### INPUT MATERIAL

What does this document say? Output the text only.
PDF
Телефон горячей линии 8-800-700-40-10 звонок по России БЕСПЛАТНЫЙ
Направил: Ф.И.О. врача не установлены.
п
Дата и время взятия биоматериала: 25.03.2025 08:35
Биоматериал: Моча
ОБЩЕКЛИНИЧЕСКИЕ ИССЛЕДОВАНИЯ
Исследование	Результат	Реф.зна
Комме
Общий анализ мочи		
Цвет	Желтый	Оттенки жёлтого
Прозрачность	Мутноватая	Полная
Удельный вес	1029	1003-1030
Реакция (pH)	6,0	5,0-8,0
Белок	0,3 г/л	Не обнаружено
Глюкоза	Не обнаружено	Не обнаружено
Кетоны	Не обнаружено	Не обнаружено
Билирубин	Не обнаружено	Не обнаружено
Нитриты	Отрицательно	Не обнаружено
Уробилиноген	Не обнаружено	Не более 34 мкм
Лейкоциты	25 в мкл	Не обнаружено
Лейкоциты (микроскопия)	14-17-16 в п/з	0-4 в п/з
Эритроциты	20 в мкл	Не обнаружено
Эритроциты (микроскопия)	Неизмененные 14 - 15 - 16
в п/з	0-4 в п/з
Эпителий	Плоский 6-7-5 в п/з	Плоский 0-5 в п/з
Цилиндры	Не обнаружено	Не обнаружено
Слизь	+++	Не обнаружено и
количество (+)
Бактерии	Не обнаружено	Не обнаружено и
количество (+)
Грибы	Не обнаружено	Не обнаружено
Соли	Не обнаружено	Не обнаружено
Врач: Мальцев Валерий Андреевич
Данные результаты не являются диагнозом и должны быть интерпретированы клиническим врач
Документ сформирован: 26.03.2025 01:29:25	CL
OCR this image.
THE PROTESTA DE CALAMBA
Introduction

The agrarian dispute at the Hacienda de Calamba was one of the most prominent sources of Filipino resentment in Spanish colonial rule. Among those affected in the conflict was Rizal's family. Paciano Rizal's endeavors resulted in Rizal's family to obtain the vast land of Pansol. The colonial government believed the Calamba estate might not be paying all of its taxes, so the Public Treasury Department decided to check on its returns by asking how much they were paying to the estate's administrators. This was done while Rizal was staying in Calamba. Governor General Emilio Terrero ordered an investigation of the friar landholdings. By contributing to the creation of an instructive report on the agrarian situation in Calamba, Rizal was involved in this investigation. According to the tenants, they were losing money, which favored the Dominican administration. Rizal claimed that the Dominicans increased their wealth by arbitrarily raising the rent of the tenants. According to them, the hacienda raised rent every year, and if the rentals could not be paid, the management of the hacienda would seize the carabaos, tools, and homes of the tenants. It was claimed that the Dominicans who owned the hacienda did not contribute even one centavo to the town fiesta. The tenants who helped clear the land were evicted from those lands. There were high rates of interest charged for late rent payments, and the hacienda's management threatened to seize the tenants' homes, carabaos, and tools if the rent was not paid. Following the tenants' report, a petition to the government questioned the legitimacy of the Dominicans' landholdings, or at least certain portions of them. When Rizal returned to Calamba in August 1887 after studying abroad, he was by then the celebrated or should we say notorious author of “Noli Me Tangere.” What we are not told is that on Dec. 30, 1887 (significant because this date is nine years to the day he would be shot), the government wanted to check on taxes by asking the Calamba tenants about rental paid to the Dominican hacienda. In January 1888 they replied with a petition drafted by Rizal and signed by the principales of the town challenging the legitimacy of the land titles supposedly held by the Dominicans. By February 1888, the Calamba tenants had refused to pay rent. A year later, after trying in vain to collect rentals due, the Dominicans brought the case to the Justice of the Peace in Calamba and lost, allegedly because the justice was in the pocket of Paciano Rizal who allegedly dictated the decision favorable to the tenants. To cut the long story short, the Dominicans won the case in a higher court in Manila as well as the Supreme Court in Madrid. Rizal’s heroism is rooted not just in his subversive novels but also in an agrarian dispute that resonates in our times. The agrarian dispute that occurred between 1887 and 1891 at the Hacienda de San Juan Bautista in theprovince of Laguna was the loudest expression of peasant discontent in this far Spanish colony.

### THE PROBLEM
Reproduce the material above, every line of it, exactly.

### REPLY TO THE TASK
What does this document say? Output the text only.
PDF
Телефон горячей линии 8-800-700-40-10 звонок по России БЕСПЛАТНЫЙ
Направил: Ф.И.О. врача не установлены.
п
Дата и время взятия биоматериала: 25.03.2025 08:35
Биоматериал: Моча
ОБЩЕКЛИНИЧЕСКИЕ ИССЛЕДОВАНИЯ
Исследование	Результат	Реф.зна
Комме
Общий анализ мочи		
Цвет	Желтый	Оттенки жёлтого
Прозрачность	Мутноватая	Полная
Удельный вес	1029	1003-1030
Реакция (pH)	6,0	5,0-8,0
Белок	0,3 г/л	Не обнаружено
Глюкоза	Не обнаружено	Не обнаружено
Кетоны	Не обнаружено	Не обнаружено
Билирубин	Не обнаружено	Не обнаружено
Нитриты	Отрицательно	Не обнаружено
Уробилиноген	Не обнаружено	Не более 34 мкм
Лейкоциты	25 в мкл	Не обнаружено
Лейкоциты (микроскопия)	14-17-16 в п/з	0-4 в п/з
Эритроциты	20 в мкл	Не обнаружено
Эритроциты (микроскопия)	Неизмененные 14 - 15 - 16
в п/з	0-4 в п/з
Эпителий	Плоский 6-7-5 в п/з	Плоский 0-5 в п/з
Цилиндры	Не обнаружено	Не обнаружено
Слизь	+++	Не обнаружено и
количество (+)
Бактерии	Не обнаружено	Не обнаружено и
количество (+)
Грибы	Не обнаружено	Не обнаружено
Соли	Не обнаружено	Не обнаружено
Врач: Мальцев Валерий Андреевич
Данные результаты не являются диагнозом и должны быть интерпретированы клиническим врач
Документ сформирован: 26.03.2025 01:29:25	CL
OCR this image.
THE PROTESTA DE CALAMBA
Introduction

The agrarian dispute at the Hacienda de Calamba was one of the most prominent sources of Filipino resentment in Spanish colonial rule. Among those affected in the conflict was Rizal's family. Paciano Rizal's endeavors resulted in Rizal's family to obtain the vast land of Pansol. The colonial government believed the Calamba estate might not be paying all of its taxes, so the Public Treasury Department decided to check on its returns by asking how much they were paying to the estate's administrators. This was done while Rizal was staying in Calamba. Governor General Emilio Terrero ordered an investigation of the friar landholdings. By contributing to the creation of an instructive report on the agrarian situation in Calamba, Rizal was involved in this investigation. According to the tenants, they were losing money, which favored the Dominican administration. Rizal claimed that the Dominicans increased their wealth by arbitrarily raising the rent of the tenants. According to them, the hacienda raised rent every year, and if the rentals could not be paid, the management of the hacienda would seize the carabaos, tools, and homes of the tenants. It was claimed that the Dominicans who owned the hacienda did not contribute even one centavo to the town fiesta. The tenants who helped clear the land were evicted from those lands. There were high rates of interest charged for late rent payments, and the hacienda's management threatened to seize the tenants' homes, carabaos, and tools if the rent was not paid. Following the tenants' report, a petition to the government questioned the legitimacy of the Dominicans' landholdings, or at least certain portions of them. When Rizal returned to Calamba in August 1887 after studying abroad, he was by then the celebrated or should we say notorious author of “Noli Me Tangere.” What we are not told is that on Dec. 30, 1887 (significant because this date is nine years to the day he would be shot), the government wanted to check on taxes by asking the Calamba tenants about rental paid to the Dominican hacienda. In January 1888 they replied with a petition drafted by Rizal and signed by the principales of the town challenging the legitimacy of the land titles supposedly held by the Dominicans. By February 1888, the Calamba tenants had refused to pay rent. A year later, after trying in vain to collect rentals due, the Dominicans brought the case to the Justice of the Peace in Calamba and lost, allegedly because the justice was in the pocket of Paciano Rizal who allegedly dictated the decision favorable to the tenants. To cut the long story short, the Dominicans won the case in a higher court in Manila as well as the Supreme Court in Madrid. Rizal’s heroism is rooted not just in his subversive novels but also in an agrarian dispute that resonates in our times. The agrarian dispute that occurred between 1887 and 1891 at the Hacienda de San Juan Bautista in theprovince of Laguna was the loudest expression of peasant discontent in this far Spanish colony.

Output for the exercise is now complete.